Dataset items
START

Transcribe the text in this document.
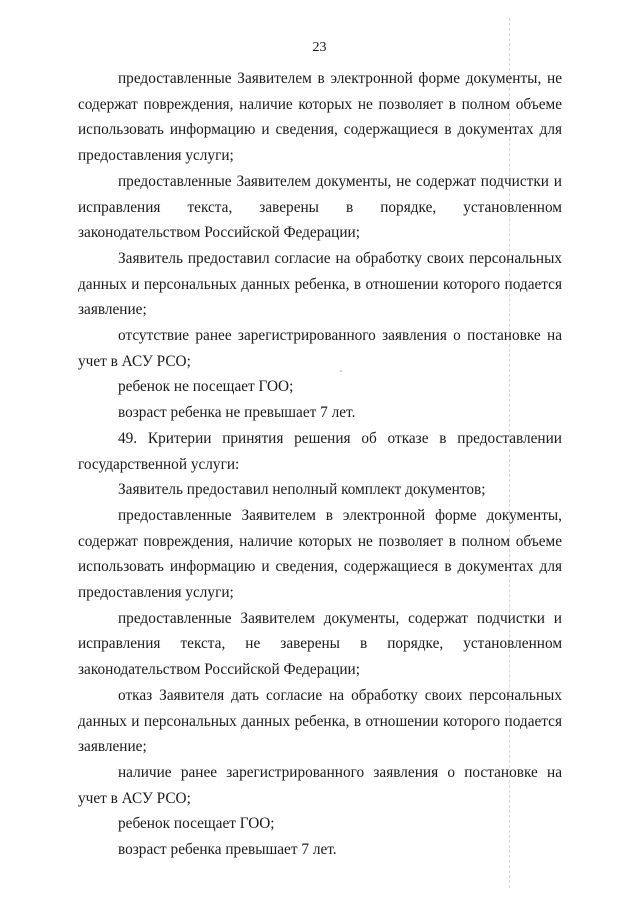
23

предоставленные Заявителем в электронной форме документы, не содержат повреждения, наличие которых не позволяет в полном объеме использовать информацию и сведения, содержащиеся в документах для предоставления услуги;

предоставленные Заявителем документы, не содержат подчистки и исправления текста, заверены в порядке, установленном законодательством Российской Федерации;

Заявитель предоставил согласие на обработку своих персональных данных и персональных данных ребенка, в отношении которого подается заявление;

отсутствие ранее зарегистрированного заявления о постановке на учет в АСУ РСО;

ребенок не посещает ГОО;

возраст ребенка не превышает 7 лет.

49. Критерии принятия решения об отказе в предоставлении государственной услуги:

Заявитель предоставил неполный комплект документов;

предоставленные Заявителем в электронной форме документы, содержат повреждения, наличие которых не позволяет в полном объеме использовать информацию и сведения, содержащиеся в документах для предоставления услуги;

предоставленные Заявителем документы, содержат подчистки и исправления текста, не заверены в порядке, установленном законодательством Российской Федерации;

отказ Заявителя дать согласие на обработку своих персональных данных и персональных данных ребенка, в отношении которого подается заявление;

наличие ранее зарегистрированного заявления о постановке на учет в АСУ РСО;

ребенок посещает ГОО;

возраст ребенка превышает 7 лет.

END
START

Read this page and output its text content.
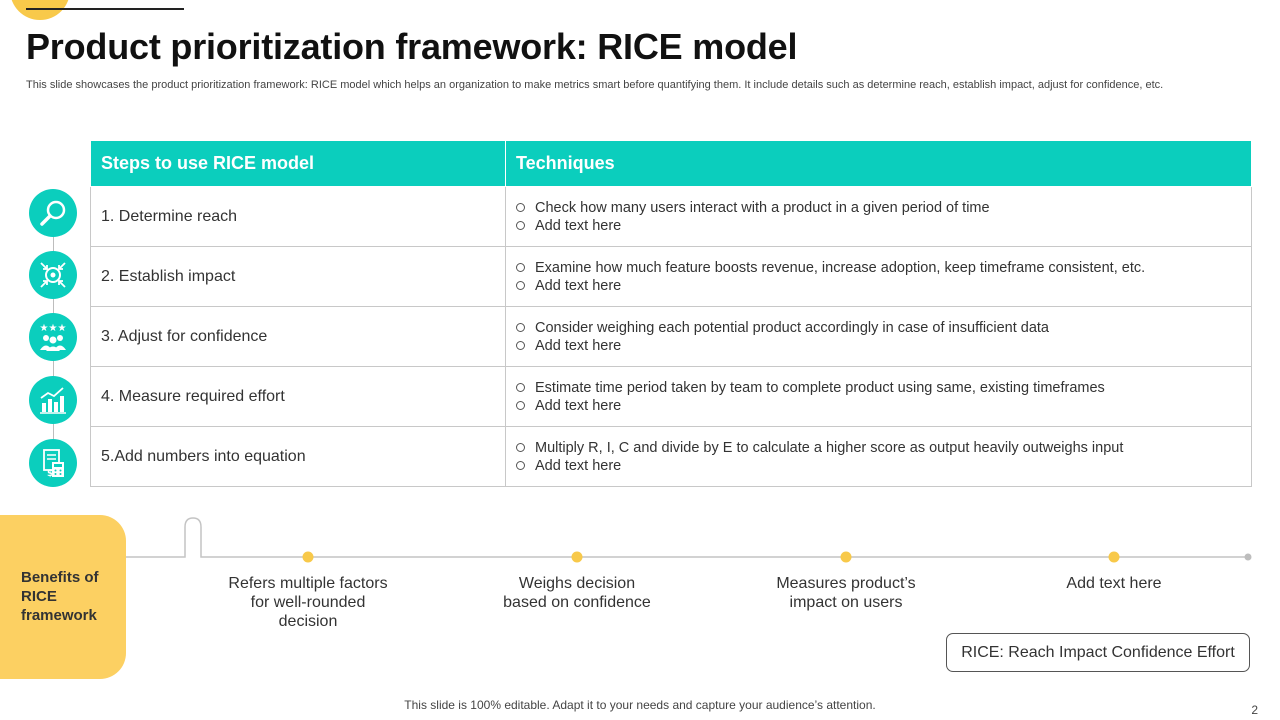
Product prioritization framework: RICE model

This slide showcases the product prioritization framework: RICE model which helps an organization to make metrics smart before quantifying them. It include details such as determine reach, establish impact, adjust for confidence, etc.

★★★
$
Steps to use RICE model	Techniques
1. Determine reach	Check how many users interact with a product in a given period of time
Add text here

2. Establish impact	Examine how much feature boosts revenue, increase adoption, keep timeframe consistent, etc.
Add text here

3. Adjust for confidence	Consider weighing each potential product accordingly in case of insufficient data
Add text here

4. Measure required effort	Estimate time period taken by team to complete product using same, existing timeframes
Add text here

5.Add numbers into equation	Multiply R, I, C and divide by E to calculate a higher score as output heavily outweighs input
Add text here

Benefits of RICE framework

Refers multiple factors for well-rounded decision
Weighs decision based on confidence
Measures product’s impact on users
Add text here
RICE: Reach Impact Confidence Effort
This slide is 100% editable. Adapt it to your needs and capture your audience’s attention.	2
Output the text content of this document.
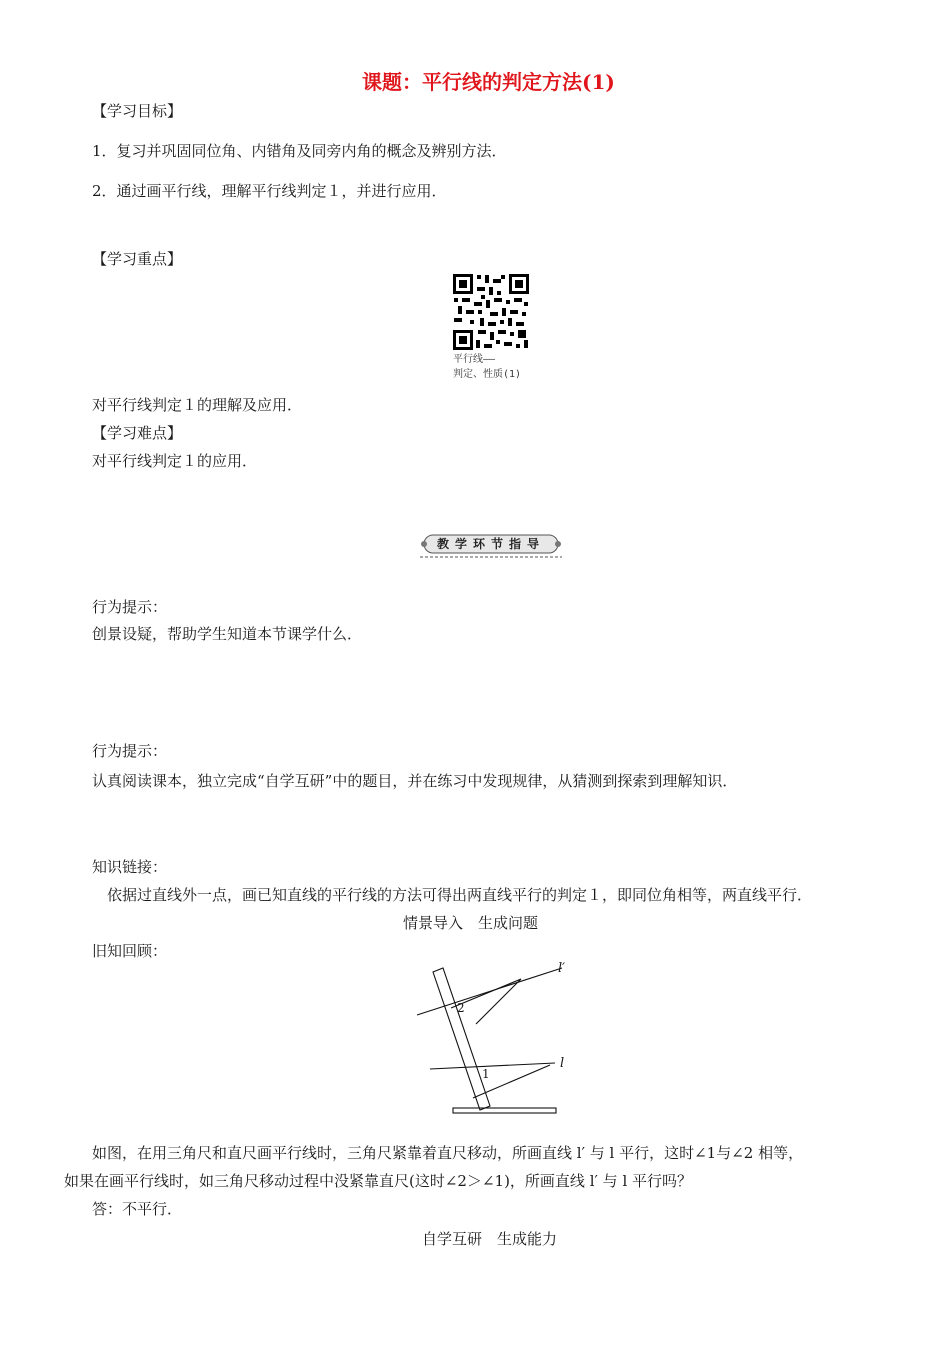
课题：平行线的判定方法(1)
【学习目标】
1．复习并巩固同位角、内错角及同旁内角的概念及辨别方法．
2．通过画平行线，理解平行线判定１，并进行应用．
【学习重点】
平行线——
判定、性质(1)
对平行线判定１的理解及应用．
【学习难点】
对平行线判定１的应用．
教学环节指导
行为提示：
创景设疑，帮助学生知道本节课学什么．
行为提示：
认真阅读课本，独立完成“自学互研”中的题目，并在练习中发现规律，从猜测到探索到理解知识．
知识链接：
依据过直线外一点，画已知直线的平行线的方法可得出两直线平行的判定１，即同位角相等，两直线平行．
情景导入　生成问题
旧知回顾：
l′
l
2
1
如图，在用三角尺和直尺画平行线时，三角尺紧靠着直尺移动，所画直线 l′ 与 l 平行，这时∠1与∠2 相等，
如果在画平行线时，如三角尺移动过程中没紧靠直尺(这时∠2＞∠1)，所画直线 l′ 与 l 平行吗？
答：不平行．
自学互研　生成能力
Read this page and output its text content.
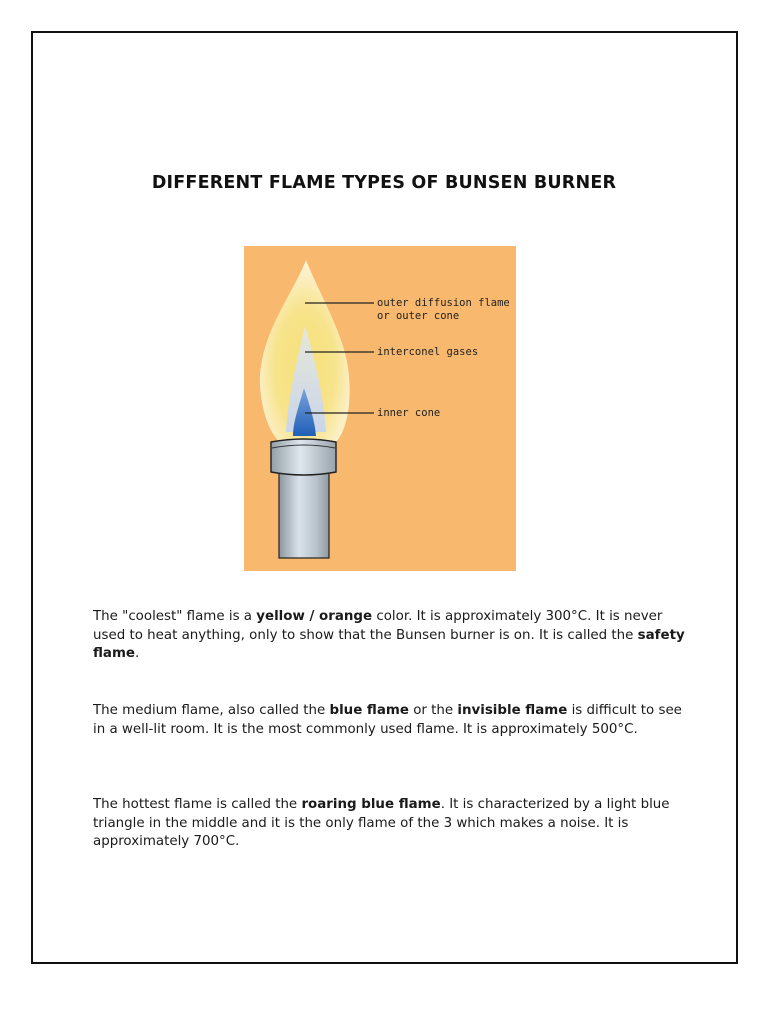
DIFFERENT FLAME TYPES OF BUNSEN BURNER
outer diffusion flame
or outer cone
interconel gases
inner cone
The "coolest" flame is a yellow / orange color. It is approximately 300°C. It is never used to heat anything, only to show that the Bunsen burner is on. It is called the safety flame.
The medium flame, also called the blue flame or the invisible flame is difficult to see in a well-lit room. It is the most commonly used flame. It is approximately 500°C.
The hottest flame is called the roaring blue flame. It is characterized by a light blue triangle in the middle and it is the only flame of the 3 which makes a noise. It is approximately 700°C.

END
START

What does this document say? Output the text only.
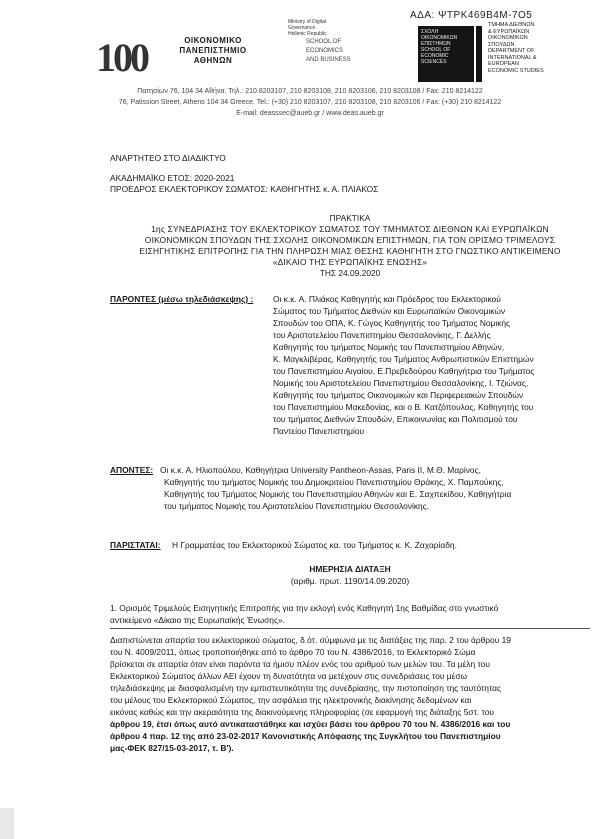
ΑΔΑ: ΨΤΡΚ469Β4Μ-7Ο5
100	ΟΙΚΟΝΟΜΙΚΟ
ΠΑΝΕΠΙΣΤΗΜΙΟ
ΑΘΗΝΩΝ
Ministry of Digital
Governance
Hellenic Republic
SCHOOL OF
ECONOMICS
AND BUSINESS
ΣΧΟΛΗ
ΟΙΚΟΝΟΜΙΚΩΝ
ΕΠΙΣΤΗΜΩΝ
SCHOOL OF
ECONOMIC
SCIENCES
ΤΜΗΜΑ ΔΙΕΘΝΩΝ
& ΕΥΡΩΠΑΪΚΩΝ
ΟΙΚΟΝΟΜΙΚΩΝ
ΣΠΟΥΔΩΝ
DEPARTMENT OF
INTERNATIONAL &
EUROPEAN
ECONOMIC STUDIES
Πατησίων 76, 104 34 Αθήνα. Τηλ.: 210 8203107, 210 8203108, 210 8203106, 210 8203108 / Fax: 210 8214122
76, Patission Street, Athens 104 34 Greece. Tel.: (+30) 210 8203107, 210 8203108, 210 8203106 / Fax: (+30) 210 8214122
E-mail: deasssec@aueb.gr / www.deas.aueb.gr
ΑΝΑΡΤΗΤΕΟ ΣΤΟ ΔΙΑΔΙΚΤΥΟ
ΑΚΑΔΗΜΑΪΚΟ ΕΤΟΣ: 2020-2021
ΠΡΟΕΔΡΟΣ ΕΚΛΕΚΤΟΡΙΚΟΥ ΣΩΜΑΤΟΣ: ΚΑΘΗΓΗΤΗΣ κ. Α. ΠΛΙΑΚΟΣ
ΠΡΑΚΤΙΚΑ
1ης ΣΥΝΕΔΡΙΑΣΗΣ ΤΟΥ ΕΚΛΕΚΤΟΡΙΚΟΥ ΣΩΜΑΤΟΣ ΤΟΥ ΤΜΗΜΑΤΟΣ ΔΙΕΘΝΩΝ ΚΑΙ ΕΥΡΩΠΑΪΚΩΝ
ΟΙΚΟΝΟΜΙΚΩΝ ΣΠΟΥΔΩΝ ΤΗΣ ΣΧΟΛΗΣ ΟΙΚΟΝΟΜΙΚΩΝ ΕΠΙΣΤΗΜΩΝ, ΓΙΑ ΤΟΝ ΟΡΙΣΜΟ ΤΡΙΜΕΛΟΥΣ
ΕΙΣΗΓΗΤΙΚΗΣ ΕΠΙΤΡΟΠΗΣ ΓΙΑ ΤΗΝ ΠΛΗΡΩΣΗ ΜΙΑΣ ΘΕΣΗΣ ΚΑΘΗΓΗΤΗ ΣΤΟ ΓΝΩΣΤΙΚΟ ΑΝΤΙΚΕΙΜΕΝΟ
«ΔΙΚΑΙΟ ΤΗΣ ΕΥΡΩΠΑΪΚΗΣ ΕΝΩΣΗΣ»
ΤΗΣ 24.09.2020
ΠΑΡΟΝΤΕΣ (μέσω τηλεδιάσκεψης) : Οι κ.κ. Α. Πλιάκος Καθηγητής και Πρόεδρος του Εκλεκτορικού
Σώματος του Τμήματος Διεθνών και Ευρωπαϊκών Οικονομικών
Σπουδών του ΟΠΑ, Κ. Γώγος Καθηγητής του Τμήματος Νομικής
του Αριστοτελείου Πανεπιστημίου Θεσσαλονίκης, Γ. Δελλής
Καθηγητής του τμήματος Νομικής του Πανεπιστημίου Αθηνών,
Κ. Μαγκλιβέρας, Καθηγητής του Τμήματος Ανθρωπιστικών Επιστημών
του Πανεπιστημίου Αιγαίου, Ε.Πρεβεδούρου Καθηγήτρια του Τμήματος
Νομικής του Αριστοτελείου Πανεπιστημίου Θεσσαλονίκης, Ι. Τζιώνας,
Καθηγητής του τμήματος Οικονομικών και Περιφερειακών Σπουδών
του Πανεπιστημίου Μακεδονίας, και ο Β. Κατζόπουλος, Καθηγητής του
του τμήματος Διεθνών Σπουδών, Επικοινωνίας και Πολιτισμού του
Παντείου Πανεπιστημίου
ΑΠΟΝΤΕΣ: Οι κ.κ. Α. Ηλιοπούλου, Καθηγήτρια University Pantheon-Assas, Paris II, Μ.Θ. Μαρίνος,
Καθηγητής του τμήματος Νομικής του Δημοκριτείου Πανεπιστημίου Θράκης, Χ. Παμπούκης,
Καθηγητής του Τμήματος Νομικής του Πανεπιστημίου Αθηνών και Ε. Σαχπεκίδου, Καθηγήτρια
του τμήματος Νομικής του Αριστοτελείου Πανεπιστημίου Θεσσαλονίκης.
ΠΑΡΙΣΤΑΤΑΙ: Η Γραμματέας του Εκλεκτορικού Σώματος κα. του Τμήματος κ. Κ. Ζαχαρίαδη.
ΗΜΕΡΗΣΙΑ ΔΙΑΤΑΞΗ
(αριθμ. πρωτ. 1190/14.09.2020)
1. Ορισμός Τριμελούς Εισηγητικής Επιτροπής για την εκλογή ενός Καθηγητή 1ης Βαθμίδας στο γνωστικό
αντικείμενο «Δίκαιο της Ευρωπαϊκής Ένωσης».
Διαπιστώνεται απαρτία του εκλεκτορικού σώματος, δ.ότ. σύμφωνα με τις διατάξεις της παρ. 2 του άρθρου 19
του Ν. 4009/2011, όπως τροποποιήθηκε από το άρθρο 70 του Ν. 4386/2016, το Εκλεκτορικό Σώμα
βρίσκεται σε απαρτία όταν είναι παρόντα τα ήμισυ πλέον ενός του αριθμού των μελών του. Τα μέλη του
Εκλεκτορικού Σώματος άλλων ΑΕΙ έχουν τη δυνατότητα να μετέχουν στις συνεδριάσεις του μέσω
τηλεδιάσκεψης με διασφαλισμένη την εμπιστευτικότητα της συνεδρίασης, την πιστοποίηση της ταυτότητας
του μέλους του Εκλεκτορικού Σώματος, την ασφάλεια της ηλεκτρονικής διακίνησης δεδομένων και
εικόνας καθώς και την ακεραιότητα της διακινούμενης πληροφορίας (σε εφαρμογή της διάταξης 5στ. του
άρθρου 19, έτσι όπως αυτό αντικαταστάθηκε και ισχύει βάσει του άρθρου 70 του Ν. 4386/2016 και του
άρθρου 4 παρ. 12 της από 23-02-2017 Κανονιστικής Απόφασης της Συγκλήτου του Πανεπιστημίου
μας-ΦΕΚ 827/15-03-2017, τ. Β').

END

Written request
Every line in the data above that contains "позволяет" needs to be copied.

Task response
предоставленные Заявителем в электронной форме документы, не содержат повреждения, наличие которых не позволяет в полном объеме использовать информацию и сведения, содержащиеся в документах для предоставления услуги;
предоставленные Заявителем в электронной форме документы, содержат повреждения, наличие которых не позволяет в полном объеме использовать информацию и сведения, содержащиеся в документах для предоставления услуги;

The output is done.